**What you have to do**:
Transcribe each entry below exactly. Pictures do not go in the copy.

(Figure data in JSON)
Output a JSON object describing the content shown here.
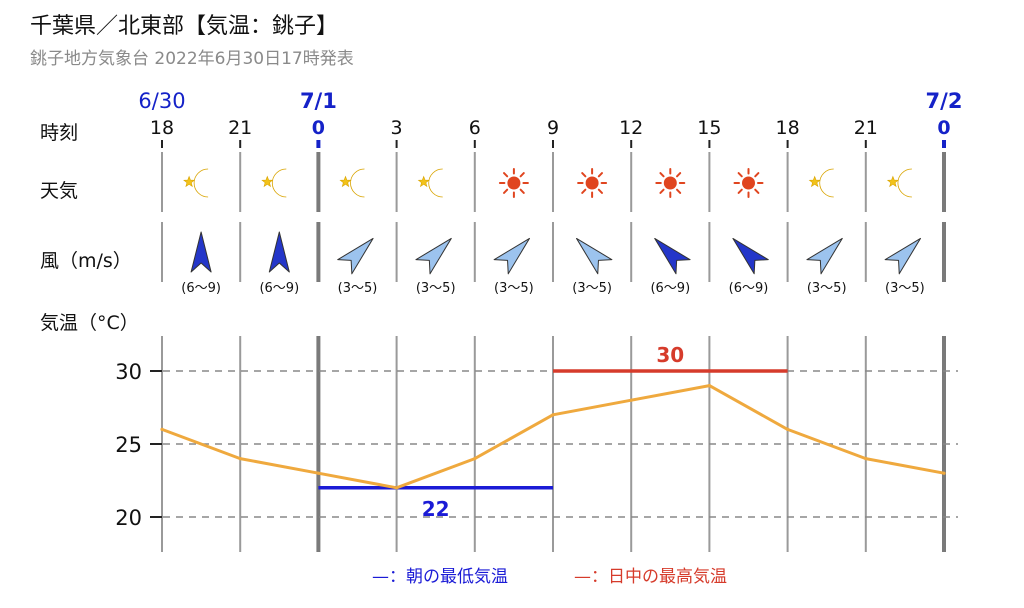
{
  "header": {
    "title": "千葉県／北東部【気温：銚子】",
    "subtitle": "銚子地方気象台 2022年6月30日17時発表"
  },
  "row_labels": {
    "time": "時刻",
    "weather": "天気",
    "wind": "風（m/s）",
    "temp": "気温（°C）"
  },
  "dates": [
    {
      "label": "6/30",
      "at_index": 0
    },
    {
      "label": "7/1",
      "at_index": 2
    },
    {
      "label": "7/2",
      "at_index": 10
    }
  ],
  "hours": [
    "18",
    "21",
    "0",
    "3",
    "6",
    "9",
    "12",
    "15",
    "18",
    "21",
    "0"
  ],
  "day_boundary_indices": [
    2,
    10
  ],
  "weather": [
    "moon-icon",
    "moon-icon",
    "moon-icon",
    "moon-icon",
    "sun-icon",
    "sun-icon",
    "sun-icon",
    "sun-icon",
    "moon-icon",
    "moon-icon"
  ],
  "wind": [
    {
      "direction": "N",
      "range": "(6〜9)",
      "strong": true
    },
    {
      "direction": "N",
      "range": "(6〜9)",
      "strong": true
    },
    {
      "direction": "NE",
      "range": "(3〜5)",
      "strong": false
    },
    {
      "direction": "NE",
      "range": "(3〜5)",
      "strong": false
    },
    {
      "direction": "NE",
      "range": "(3〜5)",
      "strong": false
    },
    {
      "direction": "NW",
      "range": "(3〜5)",
      "strong": false
    },
    {
      "direction": "NW",
      "range": "(6〜9)",
      "strong": true
    },
    {
      "direction": "NW",
      "range": "(6〜9)",
      "strong": true
    },
    {
      "direction": "NE",
      "range": "(3〜5)",
      "strong": false
    },
    {
      "direction": "NE",
      "range": "(3〜5)",
      "strong": false
    }
  ],
  "legend": {
    "min_label": "—：朝の最低気温",
    "max_label": "—：日中の最高気温"
  },
  "colors": {
    "date_blue": "#1522c8",
    "min_line": "#1b1bd6",
    "max_line": "#d63b2b",
    "temp_line": "#efa93e",
    "moon": "#f2c21a",
    "sun": "#e0451f",
    "arrow_strong": "#2436c9",
    "arrow_weak": "#9cc3ee"
  },
  "chart_data": {
    "type": "line",
    "title": "",
    "xlabel": "時刻",
    "ylabel": "気温（°C）",
    "categories": [
      "18",
      "21",
      "0",
      "3",
      "6",
      "9",
      "12",
      "15",
      "18",
      "21",
      "0"
    ],
    "series": [
      {
        "values": [
          26,
          24,
          23,
          22,
          24,
          27,
          28,
          29,
          26,
          24,
          23
        ]
      }
    ],
    "ylim": [
      18,
      32
    ],
    "yticks": [
      20,
      25,
      30
    ],
    "min_temp": {
      "value": 22,
      "from_index": 2,
      "to_index": 5,
      "label": "22"
    },
    "max_temp": {
      "value": 30,
      "from_index": 5,
      "to_index": 8,
      "label": "30"
    },
    "grid": true
  }
}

**Worked solution**:
Output a JSON object describing the content shown here.
{
  "header": {
    "title": "千葉県／北東部【気温：銚子】",
    "subtitle": "銚子地方気象台 2022年6月30日17時発表"
  },
  "row_labels": {
    "time": "時刻",
    "weather": "天気",
    "wind": "風（m/s）",
    "temp": "気温（°C）"
  },
  "dates": [
    {
      "label": "6/30",
      "at_index": 0
    },
    {
      "label": "7/1",
      "at_index": 2
    },
    {
      "label": "7/2",
      "at_index": 10
    }
  ],
  "hours": [
    "18",
    "21",
    "0",
    "3",
    "6",
    "9",
    "12",
    "15",
    "18",
    "21",
    "0"
  ],
  "day_boundary_indices": [
    2,
    10
  ],
  "weather": [
    "moon-icon",
    "moon-icon",
    "moon-icon",
    "moon-icon",
    "sun-icon",
    "sun-icon",
    "sun-icon",
    "sun-icon",
    "moon-icon",
    "moon-icon"
  ],
  "wind": [
    {
      "direction": "N",
      "range": "(6〜9)",
      "strong": true
    },
    {
      "direction": "N",
      "range": "(6〜9)",
      "strong": true
    },
    {
      "direction": "NE",
      "range": "(3〜5)",
      "strong": false
    },
    {
      "direction": "NE",
      "range": "(3〜5)",
      "strong": false
    },
    {
      "direction": "NE",
      "range": "(3〜5)",
      "strong": false
    },
    {
      "direction": "NW",
      "range": "(3〜5)",
      "strong": false
    },
    {
      "direction": "NW",
      "range": "(6〜9)",
      "strong": true
    },
    {
      "direction": "NW",
      "range": "(6〜9)",
      "strong": true
    },
    {
      "direction": "NE",
      "range": "(3〜5)",
      "strong": false
    },
    {
      "direction": "NE",
      "range": "(3〜5)",
      "strong": false
    }
  ],
  "legend": {
    "min_label": "—：朝の最低気温",
    "max_label": "—：日中の最高気温"
  },
  "colors": {
    "date_blue": "#1522c8",
    "min_line": "#1b1bd6",
    "max_line": "#d63b2b",
    "temp_line": "#efa93e",
    "moon": "#f2c21a",
    "sun": "#e0451f",
    "arrow_strong": "#2436c9",
    "arrow_weak": "#9cc3ee"
  },
  "chart_data": {
    "type": "line",
    "title": "",
    "xlabel": "時刻",
    "ylabel": "気温（°C）",
    "categories": [
      "18",
      "21",
      "0",
      "3",
      "6",
      "9",
      "12",
      "15",
      "18",
      "21",
      "0"
    ],
    "series": [
      {
        "values": [
          26,
          24,
          23,
          22,
          24,
          27,
          28,
          29,
          26,
          24,
          23
        ]
      }
    ],
    "ylim": [
      18,
      32
    ],
    "yticks": [
      20,
      25,
      30
    ],
    "min_temp": {
      "value": 22,
      "from_index": 2,
      "to_index": 5,
      "label": "22"
    },
    "max_temp": {
      "value": 30,
      "from_index": 5,
      "to_index": 8,
      "label": "30"
    },
    "grid": true
  }
}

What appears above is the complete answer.